#### Challenge
Report how many lines in the records below contain the word "Masjid". Give only the number.

--------------------------------------------------

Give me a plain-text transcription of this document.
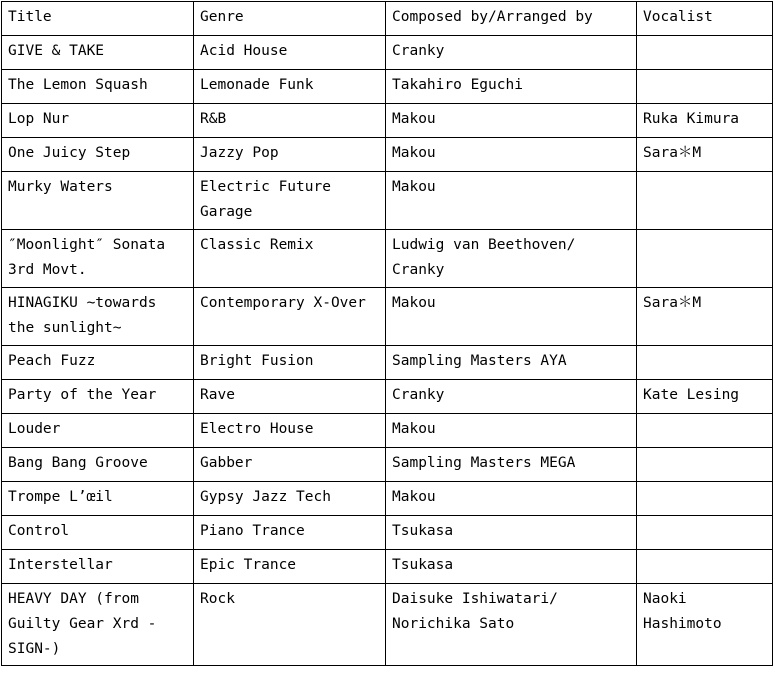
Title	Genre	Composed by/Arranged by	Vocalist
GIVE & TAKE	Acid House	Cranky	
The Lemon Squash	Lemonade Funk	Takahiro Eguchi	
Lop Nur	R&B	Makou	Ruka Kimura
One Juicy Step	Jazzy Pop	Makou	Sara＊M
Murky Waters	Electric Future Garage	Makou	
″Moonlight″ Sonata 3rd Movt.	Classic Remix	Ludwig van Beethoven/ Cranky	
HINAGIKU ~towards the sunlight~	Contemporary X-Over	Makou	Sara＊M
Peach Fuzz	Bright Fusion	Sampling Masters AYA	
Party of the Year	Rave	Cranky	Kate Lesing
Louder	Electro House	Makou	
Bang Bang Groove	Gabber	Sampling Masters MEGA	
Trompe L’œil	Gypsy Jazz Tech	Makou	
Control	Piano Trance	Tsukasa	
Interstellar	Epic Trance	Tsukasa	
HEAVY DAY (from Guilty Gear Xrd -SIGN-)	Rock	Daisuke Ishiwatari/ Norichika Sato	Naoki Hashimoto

--------------------------------------------------

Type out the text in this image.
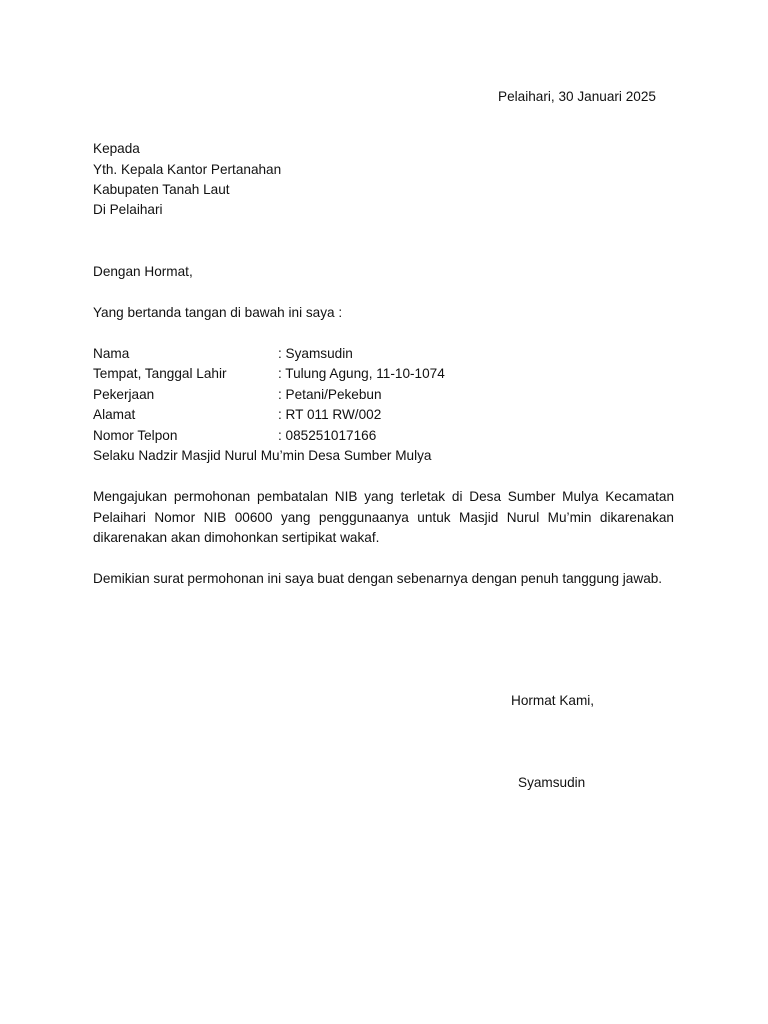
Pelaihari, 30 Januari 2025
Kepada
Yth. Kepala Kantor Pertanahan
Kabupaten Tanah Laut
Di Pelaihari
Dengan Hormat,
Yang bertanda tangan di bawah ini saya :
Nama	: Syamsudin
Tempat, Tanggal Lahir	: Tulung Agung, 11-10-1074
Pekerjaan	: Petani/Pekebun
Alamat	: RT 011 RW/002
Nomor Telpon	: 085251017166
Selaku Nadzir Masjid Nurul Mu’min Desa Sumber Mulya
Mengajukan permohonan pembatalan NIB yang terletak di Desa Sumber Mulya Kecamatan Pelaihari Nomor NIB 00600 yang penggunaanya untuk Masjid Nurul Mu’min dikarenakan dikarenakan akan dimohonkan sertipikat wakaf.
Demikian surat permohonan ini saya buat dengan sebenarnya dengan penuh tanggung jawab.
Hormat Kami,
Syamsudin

--------------------------------------------------

#### Result
2